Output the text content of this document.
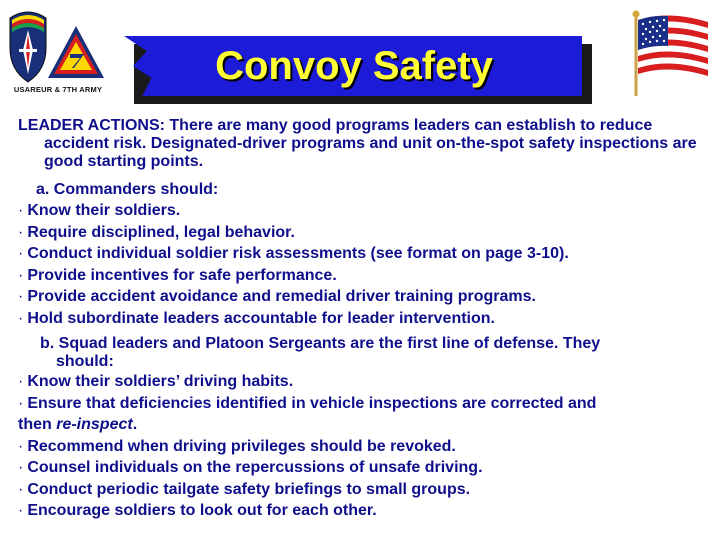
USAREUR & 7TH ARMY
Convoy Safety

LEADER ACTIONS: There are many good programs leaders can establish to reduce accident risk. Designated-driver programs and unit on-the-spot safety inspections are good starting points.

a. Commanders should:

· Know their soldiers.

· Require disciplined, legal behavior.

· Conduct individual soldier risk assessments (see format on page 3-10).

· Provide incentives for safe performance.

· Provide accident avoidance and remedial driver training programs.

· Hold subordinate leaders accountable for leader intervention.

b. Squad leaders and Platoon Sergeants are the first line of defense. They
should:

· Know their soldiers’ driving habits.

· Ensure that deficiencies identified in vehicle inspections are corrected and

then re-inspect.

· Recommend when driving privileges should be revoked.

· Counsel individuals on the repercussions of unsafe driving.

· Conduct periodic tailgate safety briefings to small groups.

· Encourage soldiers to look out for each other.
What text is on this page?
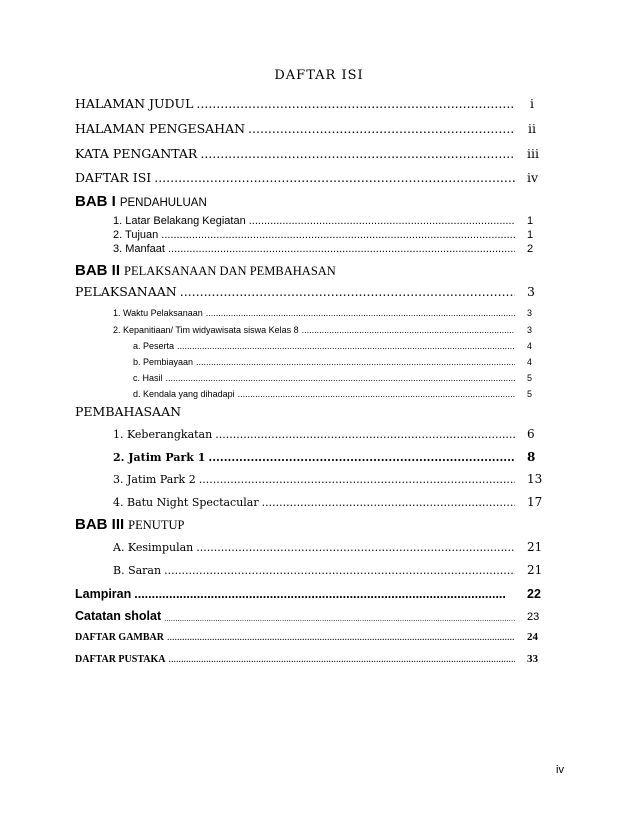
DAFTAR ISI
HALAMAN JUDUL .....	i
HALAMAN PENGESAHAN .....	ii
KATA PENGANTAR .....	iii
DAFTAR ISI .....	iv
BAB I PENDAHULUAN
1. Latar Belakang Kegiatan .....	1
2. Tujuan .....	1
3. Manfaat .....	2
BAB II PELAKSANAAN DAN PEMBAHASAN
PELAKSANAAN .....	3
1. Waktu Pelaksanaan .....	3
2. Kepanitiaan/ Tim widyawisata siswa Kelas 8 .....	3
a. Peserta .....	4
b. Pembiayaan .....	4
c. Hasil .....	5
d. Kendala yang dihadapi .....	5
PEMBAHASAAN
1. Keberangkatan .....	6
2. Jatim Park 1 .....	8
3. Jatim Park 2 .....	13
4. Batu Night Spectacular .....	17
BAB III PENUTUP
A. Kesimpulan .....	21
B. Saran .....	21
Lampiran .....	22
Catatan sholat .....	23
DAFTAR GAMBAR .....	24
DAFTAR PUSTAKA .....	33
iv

▸ **To be done**
Images should not appear in the copy; retype the listing above exactly.

▸ **Right answer**
Output the text content of this document.
USAREUR & 7TH ARMY
Convoy Safety

LEADER ACTIONS: There are many good programs leaders can establish to reduce accident risk. Designated-driver programs and unit on-the-spot safety inspections are good starting points.

a. Commanders should:

· Know their soldiers.

· Require disciplined, legal behavior.

· Conduct individual soldier risk assessments (see format on page 3-10).

· Provide incentives for safe performance.

· Provide accident avoidance and remedial driver training programs.

· Hold subordinate leaders accountable for leader intervention.

b. Squad leaders and Platoon Sergeants are the first line of defense. They
should:

· Know their soldiers’ driving habits.

· Ensure that deficiencies identified in vehicle inspections are corrected and

then re-inspect.

· Recommend when driving privileges should be revoked.

· Counsel individuals on the repercussions of unsafe driving.

· Conduct periodic tailgate safety briefings to small groups.

· Encourage soldiers to look out for each other.
What text is on this page?
DAFTAR ISI
HALAMAN JUDUL .....	i
HALAMAN PENGESAHAN .....	ii
KATA PENGANTAR .....	iii
DAFTAR ISI .....	iv
BAB I PENDAHULUAN
1. Latar Belakang Kegiatan .....	1
2. Tujuan .....	1
3. Manfaat .....	2
BAB II PELAKSANAAN DAN PEMBAHASAN
PELAKSANAAN .....	3
1. Waktu Pelaksanaan .....	3
2. Kepanitiaan/ Tim widyawisata siswa Kelas 8 .....	3
a. Peserta .....	4
b. Pembiayaan .....	4
c. Hasil .....	5
d. Kendala yang dihadapi .....	5
PEMBAHASAAN
1. Keberangkatan .....	6
2. Jatim Park 1 .....	8
3. Jatim Park 2 .....	13
4. Batu Night Spectacular .....	17
BAB III PENUTUP
A. Kesimpulan .....	21
B. Saran .....	21
Lampiran .....	22
Catatan sholat .....	23
DAFTAR GAMBAR .....	24
DAFTAR PUSTAKA .....	33
iv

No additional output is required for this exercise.